## Stated problem 1
Give these lines from the rows as a JSON list of strings, one per line, skipping blank lines: begin at the first line of the rows and stop after the line that has "chevron-left-icon [43, 44, 69, 89]".

----------

How ABN AMRO decommissioned Teradata
There goes one of our Teradata boxes. Credits by @Redouan Lahit

How ABN AMRO decommissioned Teradata

ABN AMRO continues to modernize its Data and IT landscape. After 4 years of hard work, ABN AMRO finally decommissioned Teradata, after using it for more than 20 years to host group wide Data Warehouses and to exchange and analyze (enterprise) data. Why did we spend so much time in decommissioning this platform? And what can we recommend as checks if you're exploring to do the same? Read along and find out if you are set for success.

Background of our move away from Teradata

If I have to summarize the main reasons why we wanted to move away from Teradata it would be 1) ABN AMRO's platform and cloud strategy, b) getting in control of our data and c) the increasing usage of (big) data.

Around 2019, ABN AMRO took some bold choices to simplify the IT platform and move to cloud. While simplifying and rationalizing an IT landscape in itself can be already a strategic choice, combining this with adoption of cloud technology makes it even more challenging. Everyone knows the benefits from cloud, but really reap those in real life is harder than one can imagine and requires strong engineering capabilities across the board. And in order to execute on strategy, you have to make choices. Triggered by the Platform and Cloud strategy (a), and fuelled by the need to get in control of our data (b) and seeing the usage of data exploding (c), we marked Teradata as non-target and started an ambitious decommission program. You will read more on (b) and (c) below.

How did we do it?

We started off our journey with the ambitious plan to not migrate our workloads on Teradata to the cloud, but to reengineer these workloads from scratch on Azure and adopt meanwhile our data governance and latest data distribution framework. The background of this choice is fully linked to (b): getting in control of our data. Many enterprises I spoke to indicated that after (multiple) decades of working with centralized data warehouses, the true understanding of which data is used for what, the (e2e) lineage and best practise data governance principles, such as clear data ownership, proper data sharing agreements etc. have been lost. And by the way: this is also understandable as the entire paradigm on how to work with data has massively changed over the last 5 years. This we wanted to fix, because moving away from Teradata through reengineering existing workloads from scratch on target technology would then not only help us simplify our IT landscape, it would also instantly regaining back the control over our data and put proper data governance in place.

----------

## Stated problem 2
In the Teradata article, rewrite the paragraph beginning "Around 2019, ABN AMRO took some bold choices" more briefly, keeping its main facts.

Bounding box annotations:
----------

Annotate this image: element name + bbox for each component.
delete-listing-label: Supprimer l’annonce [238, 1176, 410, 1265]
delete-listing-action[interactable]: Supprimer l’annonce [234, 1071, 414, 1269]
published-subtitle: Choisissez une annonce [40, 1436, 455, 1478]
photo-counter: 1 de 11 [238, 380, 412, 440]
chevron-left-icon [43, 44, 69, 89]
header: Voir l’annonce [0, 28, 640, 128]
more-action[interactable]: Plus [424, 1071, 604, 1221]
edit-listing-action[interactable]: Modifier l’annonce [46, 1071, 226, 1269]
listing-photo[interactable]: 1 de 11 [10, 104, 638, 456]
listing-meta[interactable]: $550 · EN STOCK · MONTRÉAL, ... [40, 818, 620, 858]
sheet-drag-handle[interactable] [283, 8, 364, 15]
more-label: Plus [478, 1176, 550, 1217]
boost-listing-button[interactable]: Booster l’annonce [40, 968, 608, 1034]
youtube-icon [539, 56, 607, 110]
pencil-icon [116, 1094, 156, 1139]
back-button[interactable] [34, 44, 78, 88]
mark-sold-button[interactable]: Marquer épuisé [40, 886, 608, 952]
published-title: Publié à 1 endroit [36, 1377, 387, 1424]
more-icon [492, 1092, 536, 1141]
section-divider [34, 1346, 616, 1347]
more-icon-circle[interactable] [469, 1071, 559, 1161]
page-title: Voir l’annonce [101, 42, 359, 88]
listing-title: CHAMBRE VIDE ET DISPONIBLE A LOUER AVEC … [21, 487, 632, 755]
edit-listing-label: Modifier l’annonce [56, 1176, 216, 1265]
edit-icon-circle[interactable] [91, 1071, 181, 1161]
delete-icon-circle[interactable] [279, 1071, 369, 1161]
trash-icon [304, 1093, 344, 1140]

----------

## Exercise response 1
[
  "Annotate this image: element name + bbox for each component.",
  "delete-listing-label: Supprimer l’annonce [238, 1176, 410, 1265]",
  "delete-listing-action[interactable]: Supprimer l’annonce [234, 1071, 414, 1269]",
  "published-subtitle: Choisissez une annonce [40, 1436, 455, 1478]",
  "photo-counter: 1 de 11 [238, 380, 412, 440]",
  "chevron-left-icon [43, 44, 69, 89]"
]

## Exercise response 2
Around 2019, ABN AMRO made bold choices to simplify its IT platform and move to cloud. Pairing simplification with cloud adoption is especially challenging: realizing cloud benefits in practice is harder than expected and demands strong engineering capabilities across the board. Executing the strategy required choices. Prompted by the Platform and Cloud strategy, the need to get in control of its data, and the explosive growth in data usage, the bank marked Teradata as non-target and launched an ambitious decommission program.